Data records
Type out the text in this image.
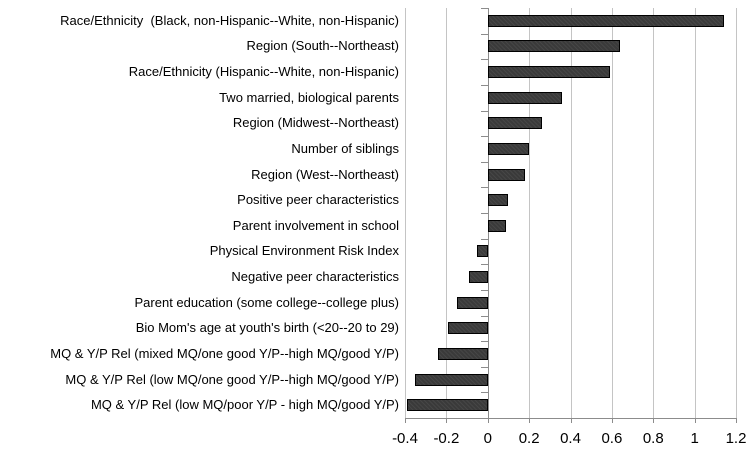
Race/Ethnicity  (Black, non-Hispanic--White, non-Hispanic)
Region (South--Northeast)
Race/Ethnicity (Hispanic--White, non-Hispanic)
Two married, biological parents
Region (Midwest--Northeast)
Number of siblings
Region (West--Northeast)
Positive peer characteristics
Parent involvement in school
Physical Environment Risk Index
Negative peer characteristics
Parent education (some college--college plus)
Bio Mom's age at youth's birth (<20--20 to 29)
MQ & Y/P Rel (mixed MQ/one good Y/P--high MQ/good Y/P)
MQ & Y/P Rel (low MQ/one good Y/P--high MQ/good Y/P)
MQ & Y/P Rel (low MQ/poor Y/P - high MQ/good Y/P)
-0.4	-0.2	0	0.2	0.4	0.6	0.8	1	1.2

Prompt:
Repeat the material exactly as it reads, without any of its pictures.

Exercise result:
Type out the text in this image.
Race/Ethnicity  (Black, non-Hispanic--White, non-Hispanic)
Region (South--Northeast)
Race/Ethnicity (Hispanic--White, non-Hispanic)
Two married, biological parents
Region (Midwest--Northeast)
Number of siblings
Region (West--Northeast)
Positive peer characteristics
Parent involvement in school
Physical Environment Risk Index
Negative peer characteristics
Parent education (some college--college plus)
Bio Mom's age at youth's birth (<20--20 to 29)
MQ & Y/P Rel (mixed MQ/one good Y/P--high MQ/good Y/P)
MQ & Y/P Rel (low MQ/one good Y/P--high MQ/good Y/P)
MQ & Y/P Rel (low MQ/poor Y/P - high MQ/good Y/P)
-0.4	-0.2	0	0.2	0.4	0.6	0.8	1	1.2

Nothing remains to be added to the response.